INSTRUCTIONS TO FOLLOW – Copy the records from the line containing "Find all labels, buttons, inputs, and" down to the line containing "734, 1219, 757]", changing "volume" to "sound" and keeping everything else the same.

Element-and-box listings
=====

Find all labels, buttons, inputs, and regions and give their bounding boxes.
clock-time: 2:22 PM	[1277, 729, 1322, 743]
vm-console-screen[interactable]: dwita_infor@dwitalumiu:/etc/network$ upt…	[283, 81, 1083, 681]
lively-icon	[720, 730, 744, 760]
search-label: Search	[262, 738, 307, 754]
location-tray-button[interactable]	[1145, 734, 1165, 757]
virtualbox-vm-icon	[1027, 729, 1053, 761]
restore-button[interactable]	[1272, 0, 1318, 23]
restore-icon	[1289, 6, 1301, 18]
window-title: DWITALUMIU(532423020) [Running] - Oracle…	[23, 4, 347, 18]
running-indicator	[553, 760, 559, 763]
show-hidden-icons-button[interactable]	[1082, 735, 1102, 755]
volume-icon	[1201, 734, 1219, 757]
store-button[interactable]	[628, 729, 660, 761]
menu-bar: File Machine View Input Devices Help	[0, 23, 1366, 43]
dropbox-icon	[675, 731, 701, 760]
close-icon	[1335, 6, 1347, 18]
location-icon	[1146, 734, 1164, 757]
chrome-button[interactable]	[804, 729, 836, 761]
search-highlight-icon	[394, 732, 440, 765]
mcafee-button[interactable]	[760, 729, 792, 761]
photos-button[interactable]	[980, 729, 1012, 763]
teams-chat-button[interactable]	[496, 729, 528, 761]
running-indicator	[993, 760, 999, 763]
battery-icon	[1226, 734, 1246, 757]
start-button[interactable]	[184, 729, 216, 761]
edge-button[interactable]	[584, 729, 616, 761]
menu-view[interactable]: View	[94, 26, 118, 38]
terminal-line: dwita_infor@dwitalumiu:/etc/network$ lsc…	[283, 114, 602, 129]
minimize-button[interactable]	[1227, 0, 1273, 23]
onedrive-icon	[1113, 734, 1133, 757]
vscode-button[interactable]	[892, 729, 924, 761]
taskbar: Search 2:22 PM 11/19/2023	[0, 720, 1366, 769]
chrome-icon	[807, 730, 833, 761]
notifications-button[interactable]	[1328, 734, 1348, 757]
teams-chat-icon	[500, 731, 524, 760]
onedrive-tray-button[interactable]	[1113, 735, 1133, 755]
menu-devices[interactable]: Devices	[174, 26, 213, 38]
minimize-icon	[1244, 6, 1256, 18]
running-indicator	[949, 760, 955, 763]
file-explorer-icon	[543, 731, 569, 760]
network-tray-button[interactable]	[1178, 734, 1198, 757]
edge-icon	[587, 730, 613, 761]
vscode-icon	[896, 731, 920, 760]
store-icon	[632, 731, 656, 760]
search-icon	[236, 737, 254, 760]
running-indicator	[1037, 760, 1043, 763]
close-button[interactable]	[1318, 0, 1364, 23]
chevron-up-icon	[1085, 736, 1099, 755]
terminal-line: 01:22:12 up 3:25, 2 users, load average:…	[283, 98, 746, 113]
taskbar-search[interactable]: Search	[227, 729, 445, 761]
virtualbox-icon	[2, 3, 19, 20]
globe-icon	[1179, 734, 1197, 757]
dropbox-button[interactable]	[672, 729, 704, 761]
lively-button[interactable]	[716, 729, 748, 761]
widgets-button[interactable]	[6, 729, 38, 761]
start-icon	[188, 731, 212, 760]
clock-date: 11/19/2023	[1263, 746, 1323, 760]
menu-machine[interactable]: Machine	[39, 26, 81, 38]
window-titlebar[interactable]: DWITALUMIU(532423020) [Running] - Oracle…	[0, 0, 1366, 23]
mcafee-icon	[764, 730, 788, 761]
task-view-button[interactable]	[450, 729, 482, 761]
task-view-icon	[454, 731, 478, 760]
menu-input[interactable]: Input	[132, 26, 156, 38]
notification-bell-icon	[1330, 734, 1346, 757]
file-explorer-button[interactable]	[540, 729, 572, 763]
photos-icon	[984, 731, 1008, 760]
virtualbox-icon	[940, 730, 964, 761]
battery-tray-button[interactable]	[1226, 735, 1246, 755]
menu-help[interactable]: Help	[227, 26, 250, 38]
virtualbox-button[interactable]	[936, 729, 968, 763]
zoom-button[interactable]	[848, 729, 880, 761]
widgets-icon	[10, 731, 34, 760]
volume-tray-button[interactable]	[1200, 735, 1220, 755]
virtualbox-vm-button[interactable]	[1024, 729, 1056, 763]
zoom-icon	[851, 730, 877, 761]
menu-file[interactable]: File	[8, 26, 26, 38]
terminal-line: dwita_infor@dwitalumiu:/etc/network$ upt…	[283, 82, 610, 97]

=====

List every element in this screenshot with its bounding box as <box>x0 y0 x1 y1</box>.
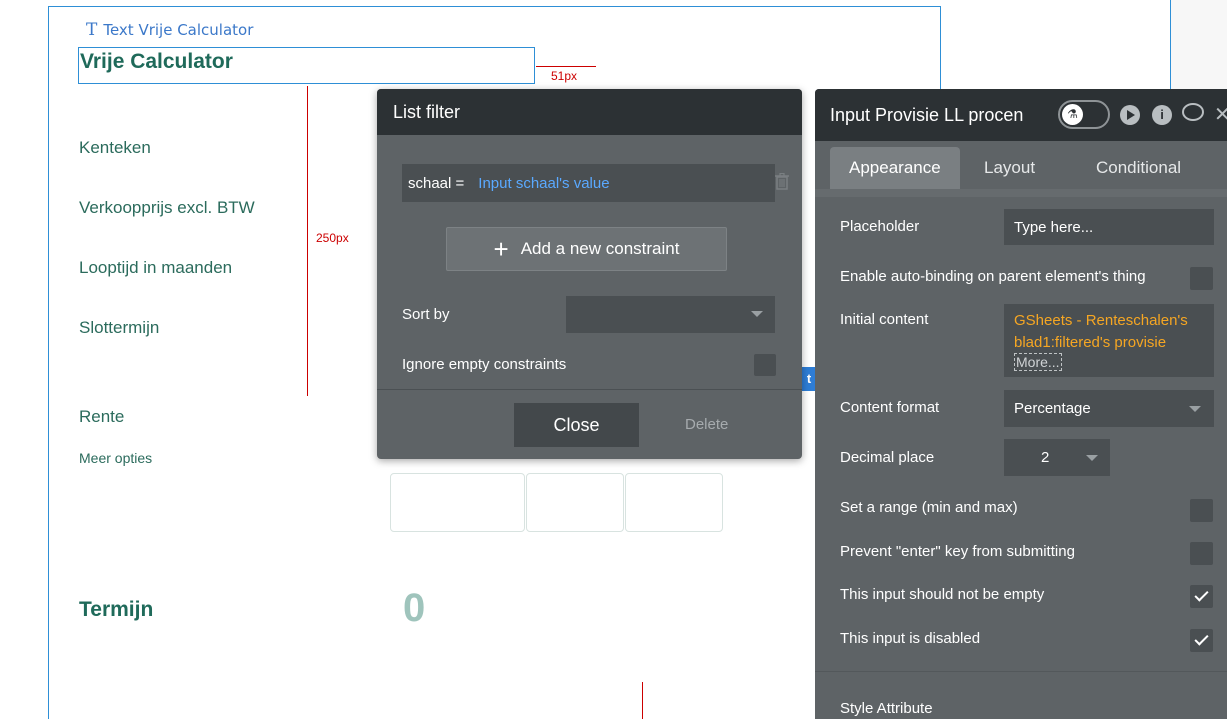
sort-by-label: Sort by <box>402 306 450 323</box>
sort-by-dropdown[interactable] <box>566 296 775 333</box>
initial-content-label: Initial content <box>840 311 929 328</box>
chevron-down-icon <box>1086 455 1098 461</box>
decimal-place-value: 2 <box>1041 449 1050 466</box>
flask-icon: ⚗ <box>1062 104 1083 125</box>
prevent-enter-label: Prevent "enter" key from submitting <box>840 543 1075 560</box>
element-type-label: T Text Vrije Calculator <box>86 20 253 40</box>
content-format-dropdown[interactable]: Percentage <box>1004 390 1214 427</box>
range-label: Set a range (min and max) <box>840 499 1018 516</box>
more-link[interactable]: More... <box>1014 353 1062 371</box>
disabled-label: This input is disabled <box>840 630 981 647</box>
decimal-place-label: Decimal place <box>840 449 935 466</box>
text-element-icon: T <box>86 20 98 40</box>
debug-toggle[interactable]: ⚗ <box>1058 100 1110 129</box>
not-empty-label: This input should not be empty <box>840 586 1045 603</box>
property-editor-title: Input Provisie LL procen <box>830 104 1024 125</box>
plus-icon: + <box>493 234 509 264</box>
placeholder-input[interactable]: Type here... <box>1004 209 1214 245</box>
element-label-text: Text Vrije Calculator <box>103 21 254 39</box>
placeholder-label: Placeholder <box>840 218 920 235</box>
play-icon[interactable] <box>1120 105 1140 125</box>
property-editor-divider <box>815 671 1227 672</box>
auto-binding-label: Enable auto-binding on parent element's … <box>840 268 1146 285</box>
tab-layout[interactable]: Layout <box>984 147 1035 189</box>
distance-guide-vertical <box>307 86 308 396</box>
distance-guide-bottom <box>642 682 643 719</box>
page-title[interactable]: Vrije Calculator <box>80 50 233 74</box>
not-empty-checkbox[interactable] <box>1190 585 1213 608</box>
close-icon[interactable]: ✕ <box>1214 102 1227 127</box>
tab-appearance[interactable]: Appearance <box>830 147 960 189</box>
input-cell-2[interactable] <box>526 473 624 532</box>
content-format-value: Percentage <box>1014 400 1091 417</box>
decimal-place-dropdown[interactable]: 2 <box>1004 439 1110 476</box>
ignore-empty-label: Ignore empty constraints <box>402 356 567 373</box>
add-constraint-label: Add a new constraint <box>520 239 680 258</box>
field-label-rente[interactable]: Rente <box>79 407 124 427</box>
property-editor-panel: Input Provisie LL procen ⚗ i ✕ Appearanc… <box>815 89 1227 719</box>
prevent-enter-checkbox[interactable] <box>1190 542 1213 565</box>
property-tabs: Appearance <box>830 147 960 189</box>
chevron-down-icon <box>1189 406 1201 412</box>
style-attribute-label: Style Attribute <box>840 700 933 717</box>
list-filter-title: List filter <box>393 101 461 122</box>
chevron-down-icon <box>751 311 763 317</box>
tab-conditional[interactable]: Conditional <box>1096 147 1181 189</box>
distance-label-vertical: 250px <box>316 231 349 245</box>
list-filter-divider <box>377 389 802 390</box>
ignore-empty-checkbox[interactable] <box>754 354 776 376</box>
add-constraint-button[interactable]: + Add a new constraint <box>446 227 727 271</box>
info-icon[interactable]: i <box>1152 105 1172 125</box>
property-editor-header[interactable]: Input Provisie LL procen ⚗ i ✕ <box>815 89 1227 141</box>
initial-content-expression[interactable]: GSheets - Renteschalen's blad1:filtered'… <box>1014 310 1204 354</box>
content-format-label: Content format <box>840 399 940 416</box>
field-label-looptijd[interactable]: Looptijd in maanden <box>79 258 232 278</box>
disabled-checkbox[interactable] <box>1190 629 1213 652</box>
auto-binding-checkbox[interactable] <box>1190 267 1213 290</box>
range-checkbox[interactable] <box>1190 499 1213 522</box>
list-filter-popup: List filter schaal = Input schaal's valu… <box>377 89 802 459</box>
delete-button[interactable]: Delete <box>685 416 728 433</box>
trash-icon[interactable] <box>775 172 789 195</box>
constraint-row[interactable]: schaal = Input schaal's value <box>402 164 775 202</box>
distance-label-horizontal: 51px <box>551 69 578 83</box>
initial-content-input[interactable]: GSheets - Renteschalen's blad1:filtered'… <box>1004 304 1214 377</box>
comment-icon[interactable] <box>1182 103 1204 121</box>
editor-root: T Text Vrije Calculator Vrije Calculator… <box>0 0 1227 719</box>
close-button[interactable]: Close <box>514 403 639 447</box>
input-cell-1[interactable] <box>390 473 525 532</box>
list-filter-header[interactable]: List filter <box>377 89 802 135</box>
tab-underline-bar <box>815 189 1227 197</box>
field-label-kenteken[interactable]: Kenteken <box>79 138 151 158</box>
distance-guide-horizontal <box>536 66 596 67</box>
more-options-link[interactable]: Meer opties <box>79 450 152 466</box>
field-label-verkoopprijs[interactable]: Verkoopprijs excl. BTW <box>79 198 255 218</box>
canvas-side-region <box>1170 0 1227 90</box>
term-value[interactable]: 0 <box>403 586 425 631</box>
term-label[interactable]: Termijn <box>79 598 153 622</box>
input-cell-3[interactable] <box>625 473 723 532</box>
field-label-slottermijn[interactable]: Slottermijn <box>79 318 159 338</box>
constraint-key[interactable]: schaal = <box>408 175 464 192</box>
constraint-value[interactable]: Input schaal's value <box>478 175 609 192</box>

=====

ANSWER IN FULL –
Find all labels, buttons, inputs, and regions and give their bounding boxes.
clock-time: 2:22 PM	[1277, 729, 1322, 743]
vm-console-screen[interactable]: dwita_infor@dwitalumiu:/etc/network$ upt…	[283, 81, 1083, 681]
lively-icon	[720, 730, 744, 760]
search-label: Search	[262, 738, 307, 754]
location-tray-button[interactable]	[1145, 734, 1165, 757]
virtualbox-vm-icon	[1027, 729, 1053, 761]
restore-button[interactable]	[1272, 0, 1318, 23]
restore-icon	[1289, 6, 1301, 18]
window-title: DWITALUMIU(532423020) [Running] - Oracle…	[23, 4, 347, 18]
running-indicator	[553, 760, 559, 763]
show-hidden-icons-button[interactable]	[1082, 735, 1102, 755]
sound-icon	[1201, 734, 1219, 757]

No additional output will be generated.